# TASK TO COMPLETE
Extract the complete listing and output it unchanged.

[Dataset listings of figures]
═══
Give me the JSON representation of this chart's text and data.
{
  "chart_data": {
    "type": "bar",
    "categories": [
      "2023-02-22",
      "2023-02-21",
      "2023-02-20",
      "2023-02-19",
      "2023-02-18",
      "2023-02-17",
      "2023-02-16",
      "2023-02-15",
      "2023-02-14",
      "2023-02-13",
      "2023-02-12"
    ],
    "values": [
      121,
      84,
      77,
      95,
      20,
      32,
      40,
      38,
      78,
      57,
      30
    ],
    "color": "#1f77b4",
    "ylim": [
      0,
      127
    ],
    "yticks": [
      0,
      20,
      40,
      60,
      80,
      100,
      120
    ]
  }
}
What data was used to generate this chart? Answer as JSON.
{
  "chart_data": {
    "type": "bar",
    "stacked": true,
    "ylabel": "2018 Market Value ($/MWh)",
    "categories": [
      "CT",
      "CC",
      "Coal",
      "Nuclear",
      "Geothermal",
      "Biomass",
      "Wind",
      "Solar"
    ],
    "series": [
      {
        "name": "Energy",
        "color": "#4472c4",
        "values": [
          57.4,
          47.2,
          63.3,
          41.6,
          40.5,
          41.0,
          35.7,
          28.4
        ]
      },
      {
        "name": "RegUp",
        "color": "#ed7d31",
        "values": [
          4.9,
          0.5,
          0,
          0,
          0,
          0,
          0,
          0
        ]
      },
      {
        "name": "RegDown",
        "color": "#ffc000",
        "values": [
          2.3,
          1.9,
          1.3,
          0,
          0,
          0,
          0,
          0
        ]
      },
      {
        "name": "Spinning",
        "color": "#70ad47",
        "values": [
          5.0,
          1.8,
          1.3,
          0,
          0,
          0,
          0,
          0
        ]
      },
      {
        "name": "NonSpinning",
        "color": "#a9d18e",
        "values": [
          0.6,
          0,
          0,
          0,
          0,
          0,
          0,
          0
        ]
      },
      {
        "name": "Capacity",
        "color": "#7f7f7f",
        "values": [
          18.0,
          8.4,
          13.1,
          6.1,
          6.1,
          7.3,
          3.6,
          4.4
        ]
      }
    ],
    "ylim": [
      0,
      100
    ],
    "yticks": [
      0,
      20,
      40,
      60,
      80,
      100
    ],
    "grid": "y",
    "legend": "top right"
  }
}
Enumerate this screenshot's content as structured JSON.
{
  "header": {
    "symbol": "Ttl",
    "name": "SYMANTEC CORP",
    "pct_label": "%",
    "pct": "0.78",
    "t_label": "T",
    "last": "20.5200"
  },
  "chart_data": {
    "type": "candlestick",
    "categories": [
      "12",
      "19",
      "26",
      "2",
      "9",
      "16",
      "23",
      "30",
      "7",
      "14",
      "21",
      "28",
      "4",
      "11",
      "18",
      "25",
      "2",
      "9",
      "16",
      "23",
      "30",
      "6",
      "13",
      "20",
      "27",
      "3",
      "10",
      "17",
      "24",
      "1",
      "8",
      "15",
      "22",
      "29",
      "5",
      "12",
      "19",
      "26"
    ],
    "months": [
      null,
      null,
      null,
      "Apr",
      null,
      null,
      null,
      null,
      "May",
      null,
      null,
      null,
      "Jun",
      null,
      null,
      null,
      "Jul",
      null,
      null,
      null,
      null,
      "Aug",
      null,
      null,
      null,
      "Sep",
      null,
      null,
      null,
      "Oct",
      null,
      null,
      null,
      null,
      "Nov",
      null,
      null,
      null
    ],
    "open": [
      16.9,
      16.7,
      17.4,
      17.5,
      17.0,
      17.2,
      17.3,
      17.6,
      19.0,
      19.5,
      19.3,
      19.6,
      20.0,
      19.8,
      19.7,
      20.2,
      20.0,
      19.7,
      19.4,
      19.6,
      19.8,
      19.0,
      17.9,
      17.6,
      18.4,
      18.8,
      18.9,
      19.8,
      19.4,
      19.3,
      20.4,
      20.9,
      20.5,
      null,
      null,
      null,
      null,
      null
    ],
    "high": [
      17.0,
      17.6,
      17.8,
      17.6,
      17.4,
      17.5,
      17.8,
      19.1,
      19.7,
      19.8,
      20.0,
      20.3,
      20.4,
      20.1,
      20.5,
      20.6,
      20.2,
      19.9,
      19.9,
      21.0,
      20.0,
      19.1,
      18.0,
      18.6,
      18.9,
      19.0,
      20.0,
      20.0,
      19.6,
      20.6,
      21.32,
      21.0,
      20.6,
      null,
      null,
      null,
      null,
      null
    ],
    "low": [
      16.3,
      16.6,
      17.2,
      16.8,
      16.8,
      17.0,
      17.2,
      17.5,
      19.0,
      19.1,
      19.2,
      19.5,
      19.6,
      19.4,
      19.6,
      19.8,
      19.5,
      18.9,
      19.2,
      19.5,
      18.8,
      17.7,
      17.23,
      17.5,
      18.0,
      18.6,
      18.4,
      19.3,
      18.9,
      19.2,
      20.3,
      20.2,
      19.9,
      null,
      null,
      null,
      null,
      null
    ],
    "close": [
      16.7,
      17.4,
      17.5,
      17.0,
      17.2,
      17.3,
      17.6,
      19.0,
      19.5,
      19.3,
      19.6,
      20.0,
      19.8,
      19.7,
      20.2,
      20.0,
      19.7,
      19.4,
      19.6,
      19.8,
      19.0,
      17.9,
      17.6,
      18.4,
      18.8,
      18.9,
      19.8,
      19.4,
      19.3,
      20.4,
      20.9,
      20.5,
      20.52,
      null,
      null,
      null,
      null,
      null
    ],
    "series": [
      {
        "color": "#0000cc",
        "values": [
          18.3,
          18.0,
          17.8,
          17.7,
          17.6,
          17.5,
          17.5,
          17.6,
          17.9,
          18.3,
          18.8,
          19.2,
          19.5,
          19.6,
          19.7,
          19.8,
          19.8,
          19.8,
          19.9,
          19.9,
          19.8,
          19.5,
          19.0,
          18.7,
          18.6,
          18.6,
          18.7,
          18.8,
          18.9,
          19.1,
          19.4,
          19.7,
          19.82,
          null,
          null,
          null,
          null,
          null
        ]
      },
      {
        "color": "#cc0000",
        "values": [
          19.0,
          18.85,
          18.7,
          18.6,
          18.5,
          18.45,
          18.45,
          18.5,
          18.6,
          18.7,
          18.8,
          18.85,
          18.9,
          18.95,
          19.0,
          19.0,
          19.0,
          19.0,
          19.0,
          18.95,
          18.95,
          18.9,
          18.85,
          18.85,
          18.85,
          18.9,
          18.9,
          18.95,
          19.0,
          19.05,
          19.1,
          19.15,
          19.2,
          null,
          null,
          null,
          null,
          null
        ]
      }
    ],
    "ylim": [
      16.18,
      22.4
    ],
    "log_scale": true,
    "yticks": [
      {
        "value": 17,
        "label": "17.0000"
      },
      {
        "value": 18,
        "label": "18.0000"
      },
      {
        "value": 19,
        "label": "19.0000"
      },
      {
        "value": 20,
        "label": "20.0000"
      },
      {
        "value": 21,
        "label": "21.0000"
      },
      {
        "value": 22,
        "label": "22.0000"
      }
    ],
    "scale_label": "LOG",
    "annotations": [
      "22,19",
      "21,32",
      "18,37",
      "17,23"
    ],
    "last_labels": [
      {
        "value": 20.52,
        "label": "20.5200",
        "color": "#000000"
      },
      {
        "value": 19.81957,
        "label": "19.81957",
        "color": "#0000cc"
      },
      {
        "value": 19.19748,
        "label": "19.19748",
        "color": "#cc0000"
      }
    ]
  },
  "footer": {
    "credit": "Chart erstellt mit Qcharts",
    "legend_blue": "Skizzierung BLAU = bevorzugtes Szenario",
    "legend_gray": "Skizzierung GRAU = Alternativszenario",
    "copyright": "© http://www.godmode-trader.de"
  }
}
═══
# ANSWER TO THIS TASK
Give me the JSON representation of this chart's text and data.
{
  "chart_data": {
    "type": "bar",
    "categories": [
      "2023-02-22",
      "2023-02-21",
      "2023-02-20",
      "2023-02-19",
      "2023-02-18",
      "2023-02-17",
      "2023-02-16",
      "2023-02-15",
      "2023-02-14",
      "2023-02-13",
      "2023-02-12"
    ],
    "values": [
      121,
      84,
      77,
      95,
      20,
      32,
      40,
      38,
      78,
      57,
      30
    ],
    "color": "#1f77b4",
    "ylim": [
      0,
      127
    ],
    "yticks": [
      0,
      20,
      40,
      60,
      80,
      100,
      120
    ]
  }
}
What data was used to generate this chart? Answer as JSON.
{
  "chart_data": {
    "type": "bar",
    "stacked": true,
    "ylabel": "2018 Market Value ($/MWh)",
    "categories": [
      "CT",
      "CC",
      "Coal",
      "Nuclear",
      "Geothermal",
      "Biomass",
      "Wind",
      "Solar"
    ],
    "series": [
      {
        "name": "Energy",
        "color": "#4472c4",
        "values": [
          57.4,
          47.2,
          63.3,
          41.6,
          40.5,
          41.0,
          35.7,
          28.4
        ]
      },
      {
        "name": "RegUp",
        "color": "#ed7d31",
        "values": [
          4.9,
          0.5,
          0,
          0,
          0,
          0,
          0,
          0
        ]
      },
      {
        "name": "RegDown",
        "color": "#ffc000",
        "values": [
          2.3,
          1.9,
          1.3,
          0,
          0,
          0,
          0,
          0
        ]
      },
      {
        "name": "Spinning",
        "color": "#70ad47",
        "values": [
          5.0,
          1.8,
          1.3,
          0,
          0,
          0,
          0,
          0
        ]
      },
      {
        "name": "NonSpinning",
        "color": "#a9d18e",
        "values": [
          0.6,
          0,
          0,
          0,
          0,
          0,
          0,
          0
        ]
      },
      {
        "name": "Capacity",
        "color": "#7f7f7f",
        "values": [
          18.0,
          8.4,
          13.1,
          6.1,
          6.1,
          7.3,
          3.6,
          4.4
        ]
      }
    ],
    "ylim": [
      0,
      100
    ],
    "yticks": [
      0,
      20,
      40,
      60,
      80,
      100
    ],
    "grid": "y",
    "legend": "top right"
  }
}
Enumerate this screenshot's content as structured JSON.
{
  "header": {
    "symbol": "Ttl",
    "name": "SYMANTEC CORP",
    "pct_label": "%",
    "pct": "0.78",
    "t_label": "T",
    "last": "20.5200"
  },
  "chart_data": {
    "type": "candlestick",
    "categories": [
      "12",
      "19",
      "26",
      "2",
      "9",
      "16",
      "23",
      "30",
      "7",
      "14",
      "21",
      "28",
      "4",
      "11",
      "18",
      "25",
      "2",
      "9",
      "16",
      "23",
      "30",
      "6",
      "13",
      "20",
      "27",
      "3",
      "10",
      "17",
      "24",
      "1",
      "8",
      "15",
      "22",
      "29",
      "5",
      "12",
      "19",
      "26"
    ],
    "months": [
      null,
      null,
      null,
      "Apr",
      null,
      null,
      null,
      null,
      "May",
      null,
      null,
      null,
      "Jun",
      null,
      null,
      null,
      "Jul",
      null,
      null,
      null,
      null,
      "Aug",
      null,
      null,
      null,
      "Sep",
      null,
      null,
      null,
      "Oct",
      null,
      null,
      null,
      null,
      "Nov",
      null,
      null,
      null
    ],
    "open": [
      16.9,
      16.7,
      17.4,
      17.5,
      17.0,
      17.2,
      17.3,
      17.6,
      19.0,
      19.5,
      19.3,
      19.6,
      20.0,
      19.8,
      19.7,
      20.2,
      20.0,
      19.7,
      19.4,
      19.6,
      19.8,
      19.0,
      17.9,
      17.6,
      18.4,
      18.8,
      18.9,
      19.8,
      19.4,
      19.3,
      20.4,
      20.9,
      20.5,
      null,
      null,
      null,
      null,
      null
    ],
    "high": [
      17.0,
      17.6,
      17.8,
      17.6,
      17.4,
      17.5,
      17.8,
      19.1,
      19.7,
      19.8,
      20.0,
      20.3,
      20.4,
      20.1,
      20.5,
      20.6,
      20.2,
      19.9,
      19.9,
      21.0,
      20.0,
      19.1,
      18.0,
      18.6,
      18.9,
      19.0,
      20.0,
      20.0,
      19.6,
      20.6,
      21.32,
      21.0,
      20.6,
      null,
      null,
      null,
      null,
      null
    ],
    "low": [
      16.3,
      16.6,
      17.2,
      16.8,
      16.8,
      17.0,
      17.2,
      17.5,
      19.0,
      19.1,
      19.2,
      19.5,
      19.6,
      19.4,
      19.6,
      19.8,
      19.5,
      18.9,
      19.2,
      19.5,
      18.8,
      17.7,
      17.23,
      17.5,
      18.0,
      18.6,
      18.4,
      19.3,
      18.9,
      19.2,
      20.3,
      20.2,
      19.9,
      null,
      null,
      null,
      null,
      null
    ],
    "close": [
      16.7,
      17.4,
      17.5,
      17.0,
      17.2,
      17.3,
      17.6,
      19.0,
      19.5,
      19.3,
      19.6,
      20.0,
      19.8,
      19.7,
      20.2,
      20.0,
      19.7,
      19.4,
      19.6,
      19.8,
      19.0,
      17.9,
      17.6,
      18.4,
      18.8,
      18.9,
      19.8,
      19.4,
      19.3,
      20.4,
      20.9,
      20.5,
      20.52,
      null,
      null,
      null,
      null,
      null
    ],
    "series": [
      {
        "color": "#0000cc",
        "values": [
          18.3,
          18.0,
          17.8,
          17.7,
          17.6,
          17.5,
          17.5,
          17.6,
          17.9,
          18.3,
          18.8,
          19.2,
          19.5,
          19.6,
          19.7,
          19.8,
          19.8,
          19.8,
          19.9,
          19.9,
          19.8,
          19.5,
          19.0,
          18.7,
          18.6,
          18.6,
          18.7,
          18.8,
          18.9,
          19.1,
          19.4,
          19.7,
          19.82,
          null,
          null,
          null,
          null,
          null
        ]
      },
      {
        "color": "#cc0000",
        "values": [
          19.0,
          18.85,
          18.7,
          18.6,
          18.5,
          18.45,
          18.45,
          18.5,
          18.6,
          18.7,
          18.8,
          18.85,
          18.9,
          18.95,
          19.0,
          19.0,
          19.0,
          19.0,
          19.0,
          18.95,
          18.95,
          18.9,
          18.85,
          18.85,
          18.85,
          18.9,
          18.9,
          18.95,
          19.0,
          19.05,
          19.1,
          19.15,
          19.2,
          null,
          null,
          null,
          null,
          null
        ]
      }
    ],
    "ylim": [
      16.18,
      22.4
    ],
    "log_scale": true,
    "yticks": [
      {
        "value": 17,
        "label": "17.0000"
      },
      {
        "value": 18,
        "label": "18.0000"
      },
      {
        "value": 19,
        "label": "19.0000"
      },
      {
        "value": 20,
        "label": "20.0000"
      },
      {
        "value": 21,
        "label": "21.0000"
      },
      {
        "value": 22,
        "label": "22.0000"
      }
    ],
    "scale_label": "LOG",
    "annotations": [
      "22,19",
      "21,32",
      "18,37",
      "17,23"
    ],
    "last_labels": [
      {
        "value": 20.52,
        "label": "20.5200",
        "color": "#000000"
      },
      {
        "value": 19.81957,
        "label": "19.81957",
        "color": "#0000cc"
      },
      {
        "value": 19.19748,
        "label": "19.19748",
        "color": "#cc0000"
      }
    ]
  },
  "footer": {
    "credit": "Chart erstellt mit Qcharts",
    "legend_blue": "Skizzierung BLAU = bevorzugtes Szenario",
    "legend_gray": "Skizzierung GRAU = Alternativszenario",
    "copyright": "© http://www.godmode-trader.de"
  }
}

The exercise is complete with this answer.